Directions for this task - Could you write out every record below exactly, leaving out any pictures?

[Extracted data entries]
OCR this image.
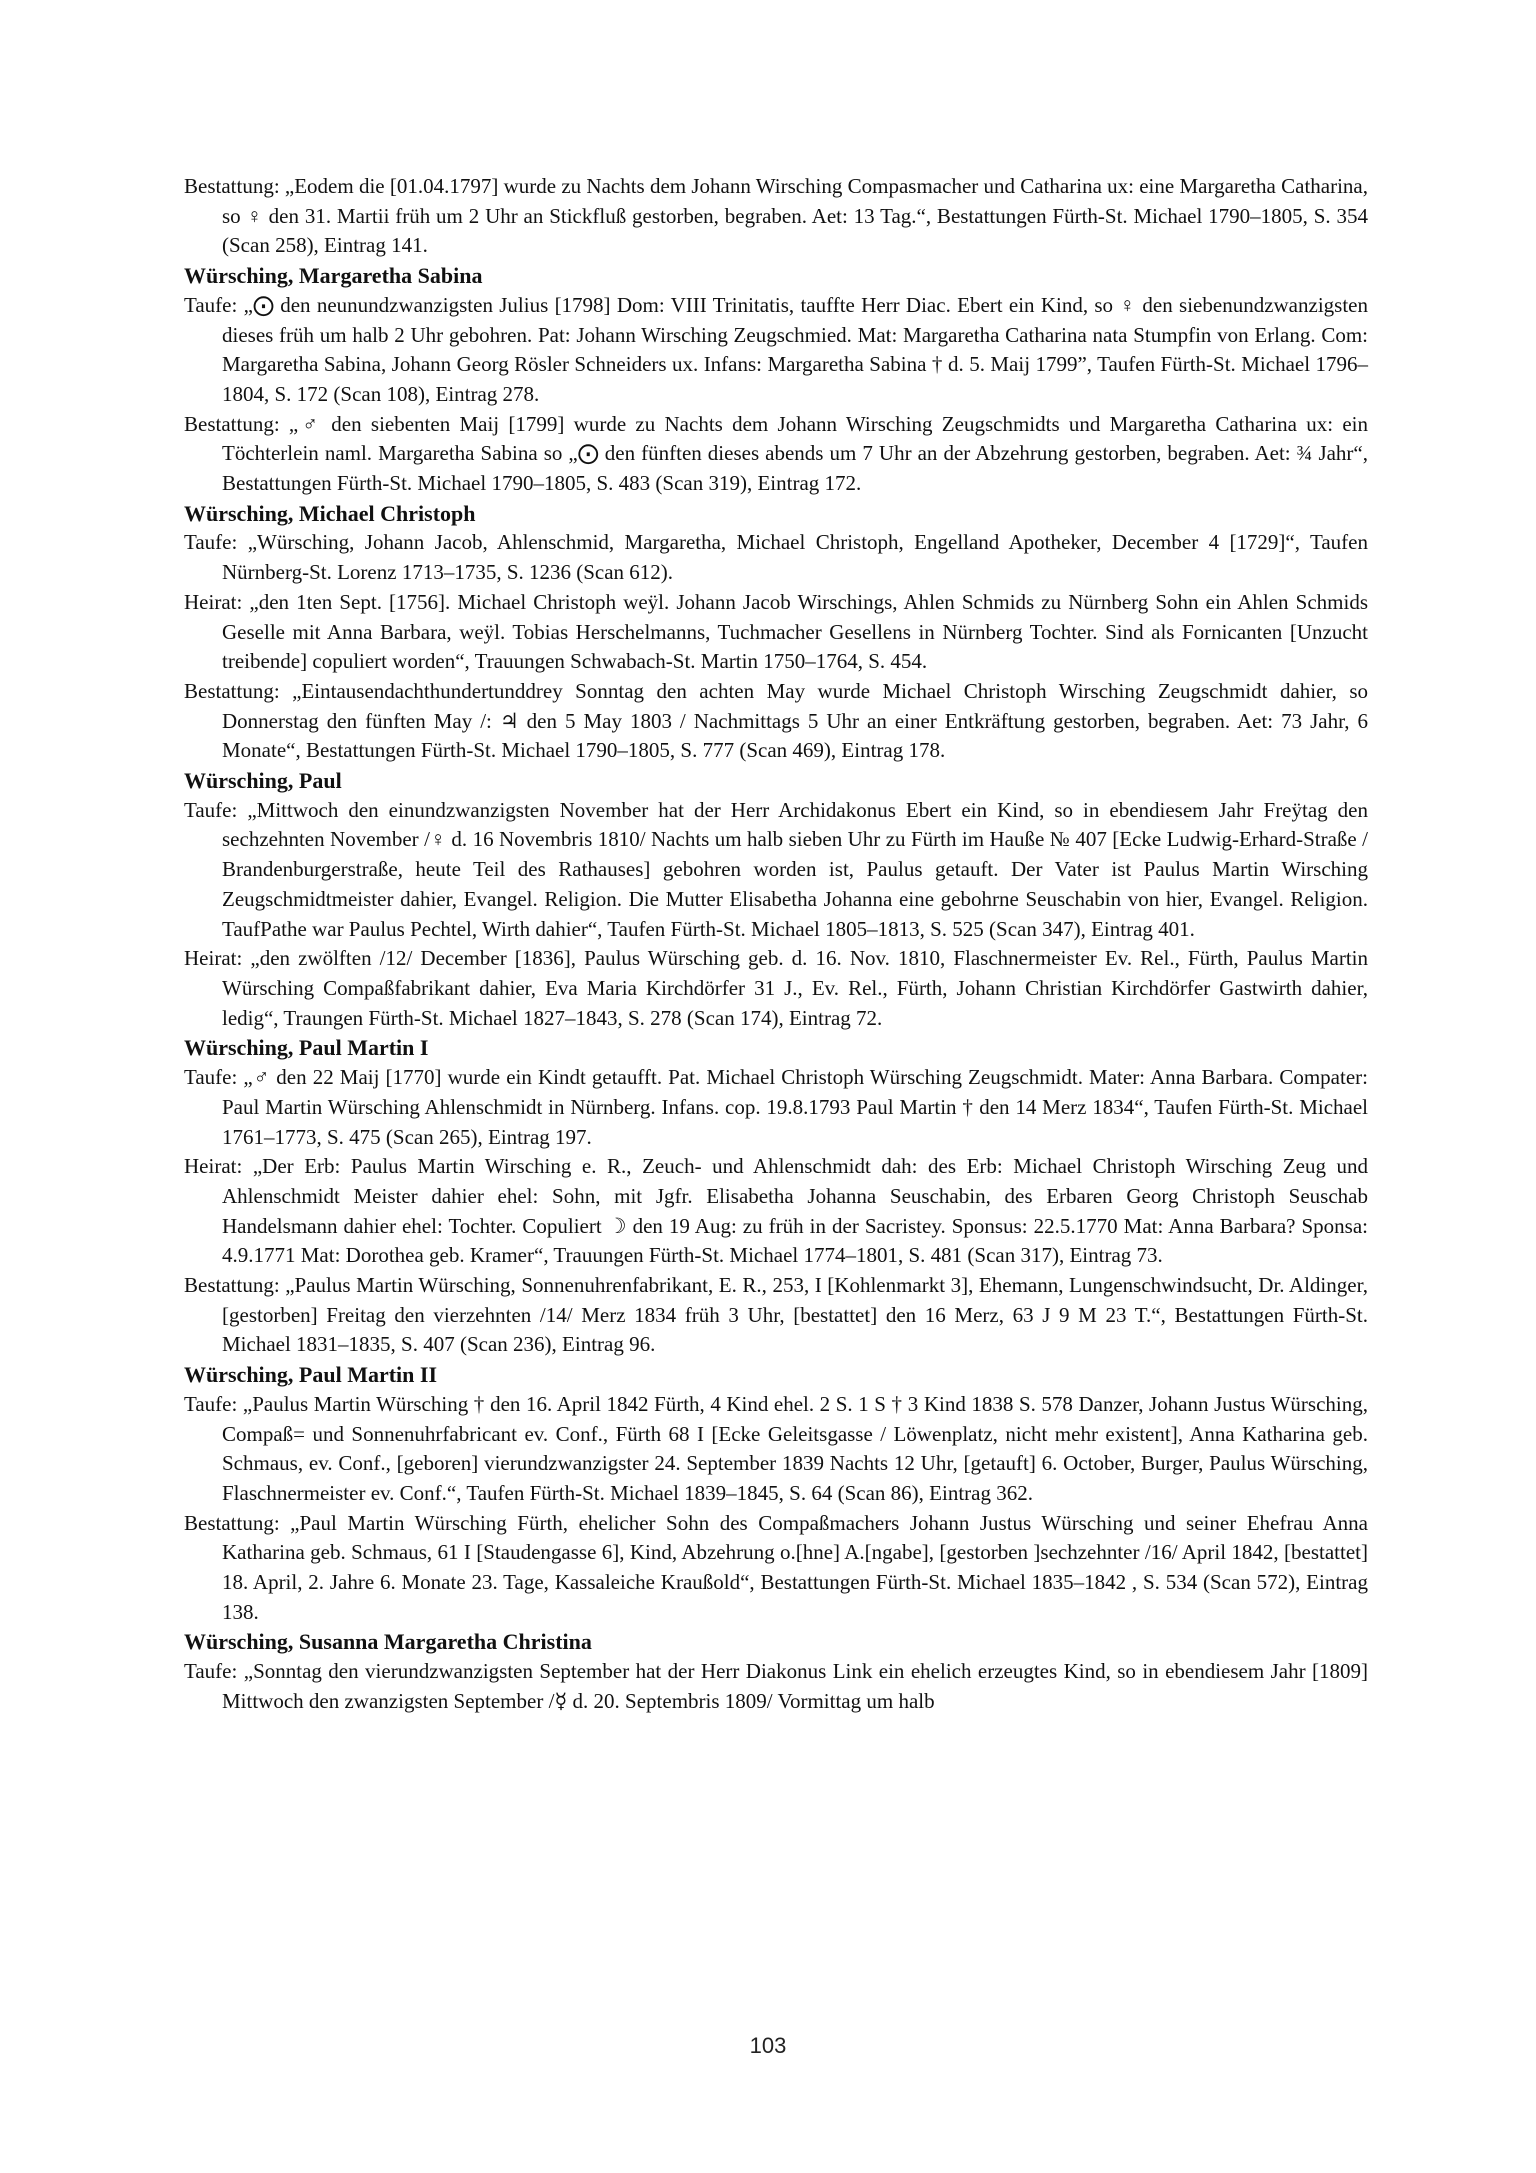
Bestattung: „Eodem die [01.04.1797] wurde zu Nachts dem Johann Wirsching Compasmacher und Catharina ux: eine Margaretha Catharina, so ♀ den 31. Martii früh um 2 Uhr an Stickfluß gestorben, begraben. Aet: 13 Tag.“, Bestattungen Fürth-St. Michael 1790–1805, S. 354 (Scan 258), Eintrag 141.

Würsching, Margaretha Sabina

Taufe: „⨀ den neunundzwanzigsten Julius [1798] Dom: VIII Trinitatis, tauffte Herr Diac. Ebert ein Kind, so ♀ den siebenundzwanzigsten dieses früh um halb 2 Uhr gebohren. Pat: Johann Wirsching Zeugschmied. Mat: Margaretha Catharina nata Stumpfin von Erlang. Com: Margaretha Sabina, Johann Georg Rösler Schneiders ux. Infans: Margaretha Sabina † d. 5. Maij 1799”, Taufen Fürth-St. Michael 1796–1804, S. 172 (Scan 108), Eintrag 278.

Bestattung: „♂ den siebenten Maij [1799] wurde zu Nachts dem Johann Wirsching Zeugschmidts und Margaretha Catharina ux: ein Töchterlein naml. Margaretha Sabina so „⨀ den fünften dieses abends um 7 Uhr an der Abzehrung gestorben, begraben. Aet: ¾ Jahr“, Bestattungen Fürth-St. Michael 1790–1805, S. 483 (Scan 319), Eintrag 172.

Würsching, Michael Christoph

Taufe: „Würsching, Johann Jacob, Ahlenschmid, Margaretha, Michael Christoph, Engelland Apotheker, December 4 [1729]“, Taufen Nürnberg-St. Lorenz 1713–1735, S. 1236 (Scan 612).

Heirat: „den 1ten Sept. [1756]. Michael Christoph weÿl. Johann Jacob Wirschings, Ahlen Schmids zu Nürnberg Sohn ein Ahlen Schmids Geselle mit Anna Barbara, weÿl. Tobias Herschelmanns, Tuchmacher Gesellens in Nürnberg Tochter. Sind als Fornicanten [Unzucht treibende] copuliert worden“, Trauungen Schwabach-St. Martin 1750–1764, S. 454.

Bestattung: „Eintausendachthundertunddrey Sonntag den achten May wurde Michael Christoph Wirsching Zeugschmidt dahier, so Donnerstag den fünften May /: ♃ den 5 May 1803 / Nachmittags 5 Uhr an einer Entkräftung gestorben, begraben. Aet: 73 Jahr, 6 Monate“, Bestattungen Fürth-St. Michael 1790–1805, S. 777 (Scan 469), Eintrag 178.

Würsching, Paul

Taufe: „Mittwoch den einundzwanzigsten November hat der Herr Archidakonus Ebert ein Kind, so in ebendiesem Jahr Freÿtag den sechzehnten November /♀ d. 16 Novembris 1810/ Nachts um halb sieben Uhr zu Fürth im Hauße № 407 [Ecke Ludwig-Erhard-Straße / Brandenburgerstraße, heute Teil des Rathauses] gebohren worden ist, Paulus getauft. Der Vater ist Paulus Martin Wirsching Zeugschmidtmeister dahier, Evangel. Religion. Die Mutter Elisabetha Johanna eine gebohrne Seuschabin von hier, Evangel. Religion. TaufPathe war Paulus Pechtel, Wirth dahier“, Taufen Fürth-St. Michael 1805–1813, S. 525 (Scan 347), Eintrag 401.

Heirat: „den zwölften /12/ December [1836], Paulus Würsching geb. d. 16. Nov. 1810, Flaschnermeister Ev. Rel., Fürth, Paulus Martin Würsching Compaßfabrikant dahier, Eva Maria Kirchdörfer 31 J., Ev. Rel., Fürth, Johann Christian Kirchdörfer Gastwirth dahier, ledig“, Traungen Fürth-St. Michael 1827–1843, S. 278 (Scan 174), Eintrag 72.

Würsching, Paul Martin I

Taufe: „♂ den 22 Maij [1770] wurde ein Kindt getaufft. Pat. Michael Christoph Würsching Zeugschmidt. Mater: Anna Barbara. Compater: Paul Martin Würsching Ahlenschmidt in Nürnberg. Infans. cop. 19.8.1793 Paul Martin † den 14 Merz 1834“, Taufen Fürth-St. Michael 1761–1773, S. 475 (Scan 265), Eintrag 197.

Heirat: „Der Erb: Paulus Martin Wirsching e. R., Zeuch- und Ahlenschmidt dah: des Erb: Michael Christoph Wirsching Zeug und Ahlenschmidt Meister dahier ehel: Sohn, mit Jgfr. Elisabetha Johanna Seuschabin, des Erbaren Georg Christoph Seuschab Handelsmann dahier ehel: Tochter. Copuliert ☽ den 19 Aug: zu früh in der Sacristey. Sponsus: 22.5.1770 Mat: Anna Barbara? Sponsa: 4.9.1771 Mat: Dorothea geb. Kramer“, Trauungen Fürth-St. Michael 1774–1801, S. 481 (Scan 317), Eintrag 73.

Bestattung: „Paulus Martin Würsching, Sonnenuhrenfabrikant, E. R., 253, I [Kohlenmarkt 3], Ehemann, Lungenschwindsucht, Dr. Aldinger, [gestorben] Freitag den vierzehnten /14/ Merz 1834 früh 3 Uhr, [bestattet] den 16 Merz, 63 J 9 M 23 T.“, Bestattungen Fürth-St. Michael 1831–1835, S. 407 (Scan 236), Eintrag 96.

Würsching, Paul Martin II

Taufe: „Paulus Martin Würsching † den 16. April 1842 Fürth, 4 Kind ehel. 2 S. 1 S † 3 Kind 1838 S. 578 Danzer, Johann Justus Würsching, Compaß= und Sonnenuhrfabricant ev. Conf., Fürth 68 I [Ecke Geleitsgasse / Löwenplatz, nicht mehr existent], Anna Katharina geb. Schmaus, ev. Conf., [geboren] vierundzwanzigster 24. September 1839 Nachts 12 Uhr, [getauft] 6. October, Burger, Paulus Würsching, Flaschnermeister ev. Conf.“, Taufen Fürth-St. Michael 1839–1845, S. 64 (Scan 86), Eintrag 362.

Bestattung: „Paul Martin Würsching Fürth, ehelicher Sohn des Compaßmachers Johann Justus Würsching und seiner Ehefrau Anna Katharina geb. Schmaus, 61 I [Staudengasse 6], Kind, Abzehrung o.[hne] A.[ngabe], [gestorben ]sechzehnter /16/ April 1842, [bestattet] 18. April, 2. Jahre 6. Monate 23. Tage, Kassaleiche Kraußold“, Bestattungen Fürth-St. Michael 1835–1842 , S. 534 (Scan 572), Eintrag 138.

Würsching, Susanna Margaretha Christina

Taufe: „Sonntag den vierundzwanzigsten September hat der Herr Diakonus Link ein ehelich erzeugtes Kind, so in ebendiesem Jahr [1809] Mittwoch den zwanzigsten September /☿ d. 20. Septembris 1809/ Vormittag um halb

103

Exercise result -
OCR this image.
Bestattung: „Eodem die [01.04.1797] wurde zu Nachts dem Johann Wirsching Compasmacher und Catharina ux: eine Margaretha Catharina, so ♀ den 31. Martii früh um 2 Uhr an Stickfluß gestorben, begraben. Aet: 13 Tag.“, Bestattungen Fürth-St. Michael 1790–1805, S. 354 (Scan 258), Eintrag 141.

Würsching, Margaretha Sabina

Taufe: „⨀ den neunundzwanzigsten Julius [1798] Dom: VIII Trinitatis, tauffte Herr Diac. Ebert ein Kind, so ♀ den siebenundzwanzigsten dieses früh um halb 2 Uhr gebohren. Pat: Johann Wirsching Zeugschmied. Mat: Margaretha Catharina nata Stumpfin von Erlang. Com: Margaretha Sabina, Johann Georg Rösler Schneiders ux. Infans: Margaretha Sabina † d. 5. Maij 1799”, Taufen Fürth-St. Michael 1796–1804, S. 172 (Scan 108), Eintrag 278.

Bestattung: „♂ den siebenten Maij [1799] wurde zu Nachts dem Johann Wirsching Zeugschmidts und Margaretha Catharina ux: ein Töchterlein naml. Margaretha Sabina so „⨀ den fünften dieses abends um 7 Uhr an der Abzehrung gestorben, begraben. Aet: ¾ Jahr“, Bestattungen Fürth-St. Michael 1790–1805, S. 483 (Scan 319), Eintrag 172.

Würsching, Michael Christoph

Taufe: „Würsching, Johann Jacob, Ahlenschmid, Margaretha, Michael Christoph, Engelland Apotheker, December 4 [1729]“, Taufen Nürnberg-St. Lorenz 1713–1735, S. 1236 (Scan 612).

Heirat: „den 1ten Sept. [1756]. Michael Christoph weÿl. Johann Jacob Wirschings, Ahlen Schmids zu Nürnberg Sohn ein Ahlen Schmids Geselle mit Anna Barbara, weÿl. Tobias Herschelmanns, Tuchmacher Gesellens in Nürnberg Tochter. Sind als Fornicanten [Unzucht treibende] copuliert worden“, Trauungen Schwabach-St. Martin 1750–1764, S. 454.

Bestattung: „Eintausendachthundertunddrey Sonntag den achten May wurde Michael Christoph Wirsching Zeugschmidt dahier, so Donnerstag den fünften May /: ♃ den 5 May 1803 / Nachmittags 5 Uhr an einer Entkräftung gestorben, begraben. Aet: 73 Jahr, 6 Monate“, Bestattungen Fürth-St. Michael 1790–1805, S. 777 (Scan 469), Eintrag 178.

Würsching, Paul

Taufe: „Mittwoch den einundzwanzigsten November hat der Herr Archidakonus Ebert ein Kind, so in ebendiesem Jahr Freÿtag den sechzehnten November /♀ d. 16 Novembris 1810/ Nachts um halb sieben Uhr zu Fürth im Hauße № 407 [Ecke Ludwig-Erhard-Straße / Brandenburgerstraße, heute Teil des Rathauses] gebohren worden ist, Paulus getauft. Der Vater ist Paulus Martin Wirsching Zeugschmidtmeister dahier, Evangel. Religion. Die Mutter Elisabetha Johanna eine gebohrne Seuschabin von hier, Evangel. Religion. TaufPathe war Paulus Pechtel, Wirth dahier“, Taufen Fürth-St. Michael 1805–1813, S. 525 (Scan 347), Eintrag 401.

Heirat: „den zwölften /12/ December [1836], Paulus Würsching geb. d. 16. Nov. 1810, Flaschnermeister Ev. Rel., Fürth, Paulus Martin Würsching Compaßfabrikant dahier, Eva Maria Kirchdörfer 31 J., Ev. Rel., Fürth, Johann Christian Kirchdörfer Gastwirth dahier, ledig“, Traungen Fürth-St. Michael 1827–1843, S. 278 (Scan 174), Eintrag 72.

Würsching, Paul Martin I

Taufe: „♂ den 22 Maij [1770] wurde ein Kindt getaufft. Pat. Michael Christoph Würsching Zeugschmidt. Mater: Anna Barbara. Compater: Paul Martin Würsching Ahlenschmidt in Nürnberg. Infans. cop. 19.8.1793 Paul Martin † den 14 Merz 1834“, Taufen Fürth-St. Michael 1761–1773, S. 475 (Scan 265), Eintrag 197.

Heirat: „Der Erb: Paulus Martin Wirsching e. R., Zeuch- und Ahlenschmidt dah: des Erb: Michael Christoph Wirsching Zeug und Ahlenschmidt Meister dahier ehel: Sohn, mit Jgfr. Elisabetha Johanna Seuschabin, des Erbaren Georg Christoph Seuschab Handelsmann dahier ehel: Tochter. Copuliert ☽ den 19 Aug: zu früh in der Sacristey. Sponsus: 22.5.1770 Mat: Anna Barbara? Sponsa: 4.9.1771 Mat: Dorothea geb. Kramer“, Trauungen Fürth-St. Michael 1774–1801, S. 481 (Scan 317), Eintrag 73.

Bestattung: „Paulus Martin Würsching, Sonnenuhrenfabrikant, E. R., 253, I [Kohlenmarkt 3], Ehemann, Lungenschwindsucht, Dr. Aldinger, [gestorben] Freitag den vierzehnten /14/ Merz 1834 früh 3 Uhr, [bestattet] den 16 Merz, 63 J 9 M 23 T.“, Bestattungen Fürth-St. Michael 1831–1835, S. 407 (Scan 236), Eintrag 96.

Würsching, Paul Martin II

Taufe: „Paulus Martin Würsching † den 16. April 1842 Fürth, 4 Kind ehel. 2 S. 1 S † 3 Kind 1838 S. 578 Danzer, Johann Justus Würsching, Compaß= und Sonnenuhrfabricant ev. Conf., Fürth 68 I [Ecke Geleitsgasse / Löwenplatz, nicht mehr existent], Anna Katharina geb. Schmaus, ev. Conf., [geboren] vierundzwanzigster 24. September 1839 Nachts 12 Uhr, [getauft] 6. October, Burger, Paulus Würsching, Flaschnermeister ev. Conf.“, Taufen Fürth-St. Michael 1839–1845, S. 64 (Scan 86), Eintrag 362.

Bestattung: „Paul Martin Würsching Fürth, ehelicher Sohn des Compaßmachers Johann Justus Würsching und seiner Ehefrau Anna Katharina geb. Schmaus, 61 I [Staudengasse 6], Kind, Abzehrung o.[hne] A.[ngabe], [gestorben ]sechzehnter /16/ April 1842, [bestattet] 18. April, 2. Jahre 6. Monate 23. Tage, Kassaleiche Kraußold“, Bestattungen Fürth-St. Michael 1835–1842 , S. 534 (Scan 572), Eintrag 138.

Würsching, Susanna Margaretha Christina

Taufe: „Sonntag den vierundzwanzigsten September hat der Herr Diakonus Link ein ehelich erzeugtes Kind, so in ebendiesem Jahr [1809] Mittwoch den zwanzigsten September /☿ d. 20. Septembris 1809/ Vormittag um halb

103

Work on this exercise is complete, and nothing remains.